[SUPPLIED DATA start]
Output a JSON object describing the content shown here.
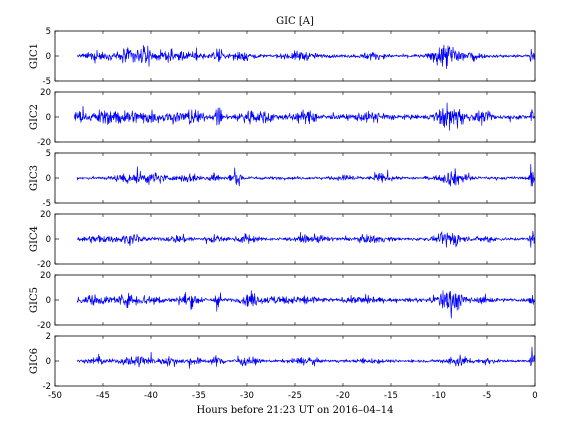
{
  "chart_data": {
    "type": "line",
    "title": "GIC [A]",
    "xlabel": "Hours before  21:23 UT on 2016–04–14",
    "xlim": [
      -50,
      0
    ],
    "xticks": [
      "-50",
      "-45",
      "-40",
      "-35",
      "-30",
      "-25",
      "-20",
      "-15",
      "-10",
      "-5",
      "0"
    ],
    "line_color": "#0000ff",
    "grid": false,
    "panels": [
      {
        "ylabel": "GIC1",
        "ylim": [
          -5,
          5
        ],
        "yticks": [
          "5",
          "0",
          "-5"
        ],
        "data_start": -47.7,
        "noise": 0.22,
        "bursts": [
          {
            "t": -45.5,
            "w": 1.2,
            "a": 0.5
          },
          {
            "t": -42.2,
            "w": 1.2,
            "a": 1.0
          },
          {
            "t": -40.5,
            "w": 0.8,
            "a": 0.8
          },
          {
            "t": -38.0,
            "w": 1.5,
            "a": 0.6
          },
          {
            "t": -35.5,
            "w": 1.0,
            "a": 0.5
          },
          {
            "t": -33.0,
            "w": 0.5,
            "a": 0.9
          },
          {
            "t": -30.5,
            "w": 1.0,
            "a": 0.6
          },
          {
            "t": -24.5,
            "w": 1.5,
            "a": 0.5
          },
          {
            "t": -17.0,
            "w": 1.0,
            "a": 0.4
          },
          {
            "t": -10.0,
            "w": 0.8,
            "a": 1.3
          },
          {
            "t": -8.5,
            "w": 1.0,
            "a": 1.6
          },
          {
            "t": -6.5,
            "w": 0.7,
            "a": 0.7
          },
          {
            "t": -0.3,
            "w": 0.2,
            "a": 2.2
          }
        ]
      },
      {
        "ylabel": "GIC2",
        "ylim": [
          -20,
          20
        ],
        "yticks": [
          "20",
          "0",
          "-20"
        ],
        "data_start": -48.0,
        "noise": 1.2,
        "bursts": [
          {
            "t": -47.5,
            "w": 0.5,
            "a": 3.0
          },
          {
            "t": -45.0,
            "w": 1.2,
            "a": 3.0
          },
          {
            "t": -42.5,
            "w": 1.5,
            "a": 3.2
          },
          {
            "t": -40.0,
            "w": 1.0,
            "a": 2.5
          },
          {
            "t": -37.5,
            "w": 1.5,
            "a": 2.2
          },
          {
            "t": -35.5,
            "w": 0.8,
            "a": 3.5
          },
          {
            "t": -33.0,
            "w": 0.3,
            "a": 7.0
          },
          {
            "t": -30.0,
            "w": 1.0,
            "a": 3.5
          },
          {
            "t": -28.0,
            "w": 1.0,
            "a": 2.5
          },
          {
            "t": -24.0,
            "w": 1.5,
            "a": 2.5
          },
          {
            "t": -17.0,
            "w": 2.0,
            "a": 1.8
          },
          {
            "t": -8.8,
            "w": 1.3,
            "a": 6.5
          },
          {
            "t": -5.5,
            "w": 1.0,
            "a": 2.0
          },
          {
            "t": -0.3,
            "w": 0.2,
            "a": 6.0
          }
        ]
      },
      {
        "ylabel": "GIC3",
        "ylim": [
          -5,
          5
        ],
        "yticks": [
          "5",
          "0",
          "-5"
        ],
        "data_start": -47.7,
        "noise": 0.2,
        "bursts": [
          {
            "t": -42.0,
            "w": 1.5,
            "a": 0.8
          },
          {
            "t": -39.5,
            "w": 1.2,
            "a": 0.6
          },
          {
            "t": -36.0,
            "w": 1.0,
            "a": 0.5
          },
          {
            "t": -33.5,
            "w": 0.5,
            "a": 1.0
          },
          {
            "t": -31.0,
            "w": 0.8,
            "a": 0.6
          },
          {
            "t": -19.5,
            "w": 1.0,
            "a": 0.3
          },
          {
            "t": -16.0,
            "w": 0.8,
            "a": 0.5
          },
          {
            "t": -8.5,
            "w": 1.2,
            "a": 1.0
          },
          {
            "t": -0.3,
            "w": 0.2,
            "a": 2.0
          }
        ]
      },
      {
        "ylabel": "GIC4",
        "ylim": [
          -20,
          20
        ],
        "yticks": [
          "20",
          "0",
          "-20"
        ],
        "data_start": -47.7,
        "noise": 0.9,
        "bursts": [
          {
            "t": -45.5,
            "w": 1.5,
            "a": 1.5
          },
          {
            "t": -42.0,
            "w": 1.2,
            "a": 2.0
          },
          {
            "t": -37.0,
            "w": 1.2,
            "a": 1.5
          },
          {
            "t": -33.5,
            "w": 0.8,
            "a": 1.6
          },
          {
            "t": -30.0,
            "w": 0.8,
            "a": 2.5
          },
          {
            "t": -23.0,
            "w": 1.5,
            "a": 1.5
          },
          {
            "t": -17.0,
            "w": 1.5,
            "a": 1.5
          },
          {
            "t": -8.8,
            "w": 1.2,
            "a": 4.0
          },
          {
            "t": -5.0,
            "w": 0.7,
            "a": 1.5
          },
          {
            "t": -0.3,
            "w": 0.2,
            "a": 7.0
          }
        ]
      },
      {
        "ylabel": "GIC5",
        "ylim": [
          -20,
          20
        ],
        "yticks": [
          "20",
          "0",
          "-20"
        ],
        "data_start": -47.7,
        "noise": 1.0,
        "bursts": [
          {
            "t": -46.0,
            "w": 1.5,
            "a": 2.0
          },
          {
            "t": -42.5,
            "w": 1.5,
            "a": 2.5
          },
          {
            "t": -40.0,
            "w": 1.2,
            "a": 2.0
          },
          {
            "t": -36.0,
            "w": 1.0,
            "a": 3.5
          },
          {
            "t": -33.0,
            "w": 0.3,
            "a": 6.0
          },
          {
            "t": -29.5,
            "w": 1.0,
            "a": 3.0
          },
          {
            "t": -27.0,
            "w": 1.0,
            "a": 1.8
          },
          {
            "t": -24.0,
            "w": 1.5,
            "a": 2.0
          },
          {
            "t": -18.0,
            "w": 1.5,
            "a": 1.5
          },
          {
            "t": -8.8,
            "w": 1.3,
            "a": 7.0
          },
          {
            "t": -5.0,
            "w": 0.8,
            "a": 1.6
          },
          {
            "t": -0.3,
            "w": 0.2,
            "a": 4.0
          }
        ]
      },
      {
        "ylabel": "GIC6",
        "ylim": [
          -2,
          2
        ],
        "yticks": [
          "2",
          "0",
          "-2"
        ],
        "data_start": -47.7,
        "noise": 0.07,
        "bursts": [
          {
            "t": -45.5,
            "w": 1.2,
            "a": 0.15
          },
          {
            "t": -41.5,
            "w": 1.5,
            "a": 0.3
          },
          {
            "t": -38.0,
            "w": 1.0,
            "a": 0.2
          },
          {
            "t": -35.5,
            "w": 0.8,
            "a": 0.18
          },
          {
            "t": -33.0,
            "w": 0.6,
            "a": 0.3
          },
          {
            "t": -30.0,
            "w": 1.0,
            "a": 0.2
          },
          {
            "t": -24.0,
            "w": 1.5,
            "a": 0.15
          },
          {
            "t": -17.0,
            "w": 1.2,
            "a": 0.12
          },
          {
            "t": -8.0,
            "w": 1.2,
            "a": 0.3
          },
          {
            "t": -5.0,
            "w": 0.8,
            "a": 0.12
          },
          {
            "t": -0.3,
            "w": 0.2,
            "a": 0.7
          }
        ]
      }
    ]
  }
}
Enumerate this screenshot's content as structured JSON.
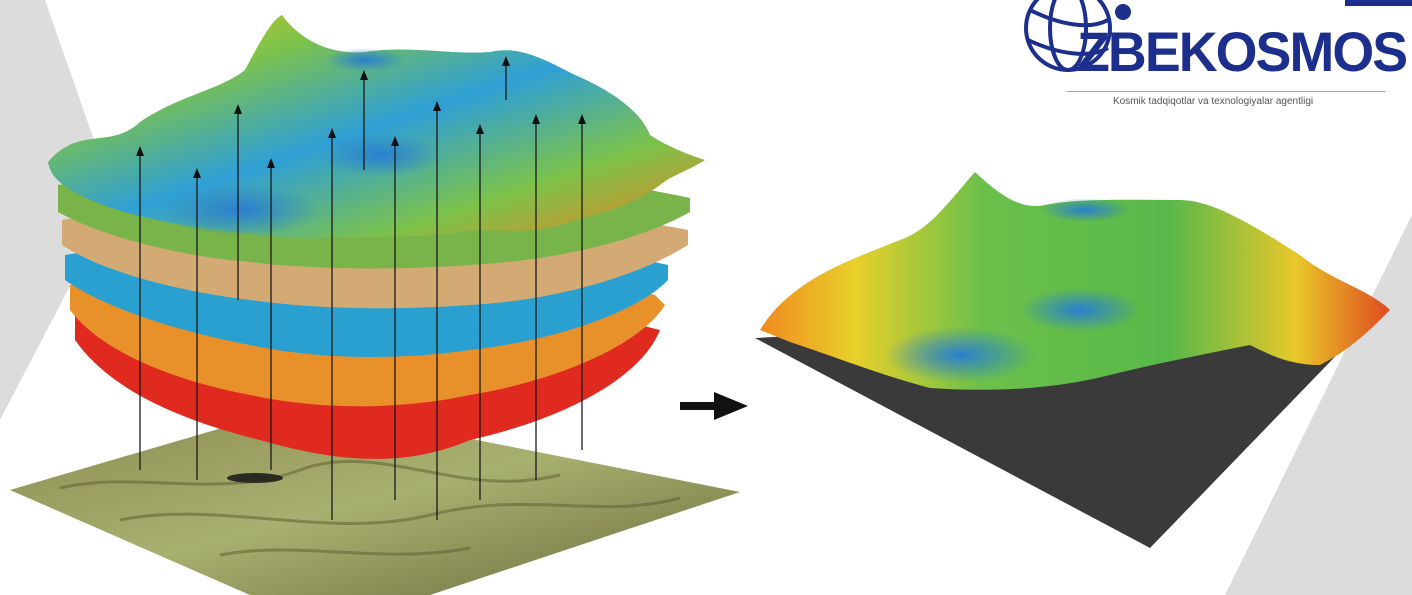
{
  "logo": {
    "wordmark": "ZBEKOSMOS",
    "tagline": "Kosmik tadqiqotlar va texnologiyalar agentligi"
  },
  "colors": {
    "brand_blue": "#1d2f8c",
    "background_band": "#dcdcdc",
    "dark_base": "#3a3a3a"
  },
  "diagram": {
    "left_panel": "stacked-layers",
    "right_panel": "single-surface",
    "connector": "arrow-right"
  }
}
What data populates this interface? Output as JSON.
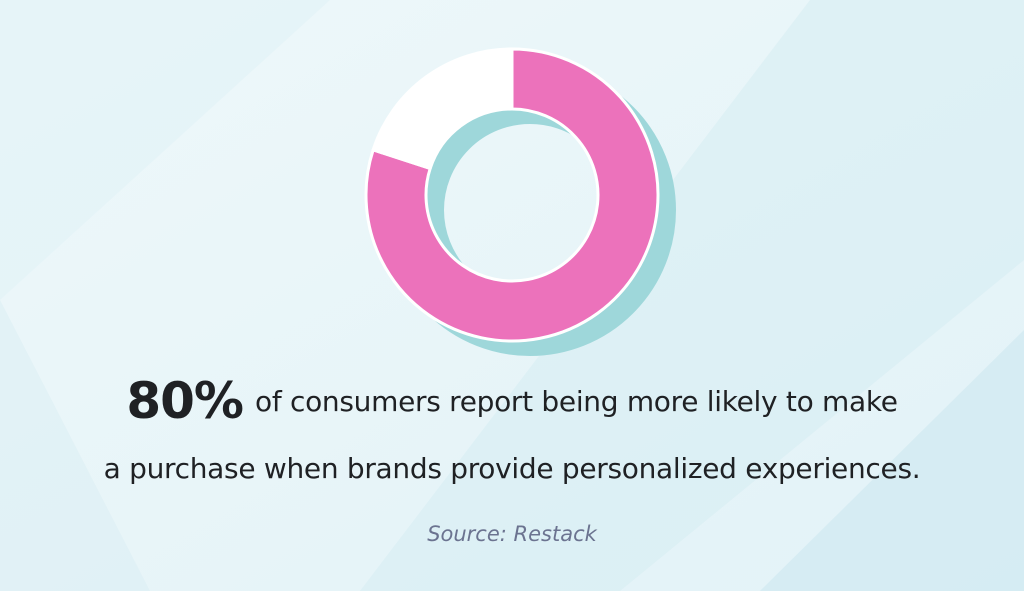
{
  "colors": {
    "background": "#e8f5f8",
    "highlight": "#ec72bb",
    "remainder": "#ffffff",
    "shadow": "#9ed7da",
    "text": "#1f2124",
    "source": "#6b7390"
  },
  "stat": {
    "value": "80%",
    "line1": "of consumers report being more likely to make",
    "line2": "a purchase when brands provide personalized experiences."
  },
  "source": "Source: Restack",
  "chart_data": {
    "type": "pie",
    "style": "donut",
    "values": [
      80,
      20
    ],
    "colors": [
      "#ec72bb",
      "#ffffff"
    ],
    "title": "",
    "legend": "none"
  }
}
[SUPPLIED DATA end]
Do not include the pictures. Quote only the lines from the line with "Enumerate this screenshot's" through the end of the material, both ends included, exactly.

Enumerate this screenshot's content as structured JSON.
{
  "logo": {
    "wordmark": "ZBEKOSMOS",
    "tagline": "Kosmik tadqiqotlar va texnologiyalar agentligi"
  },
  "colors": {
    "brand_blue": "#1d2f8c",
    "background_band": "#dcdcdc",
    "dark_base": "#3a3a3a"
  },
  "diagram": {
    "left_panel": "stacked-layers",
    "right_panel": "single-surface",
    "connector": "arrow-right"
  }
}
What data populates this interface? Output as JSON.
{
  "colors": {
    "background": "#e8f5f8",
    "highlight": "#ec72bb",
    "remainder": "#ffffff",
    "shadow": "#9ed7da",
    "text": "#1f2124",
    "source": "#6b7390"
  },
  "stat": {
    "value": "80%",
    "line1": "of consumers report being more likely to make",
    "line2": "a purchase when brands provide personalized experiences."
  },
  "source": "Source: Restack",
  "chart_data": {
    "type": "pie",
    "style": "donut",
    "values": [
      80,
      20
    ],
    "colors": [
      "#ec72bb",
      "#ffffff"
    ],
    "title": "",
    "legend": "none"
  }
}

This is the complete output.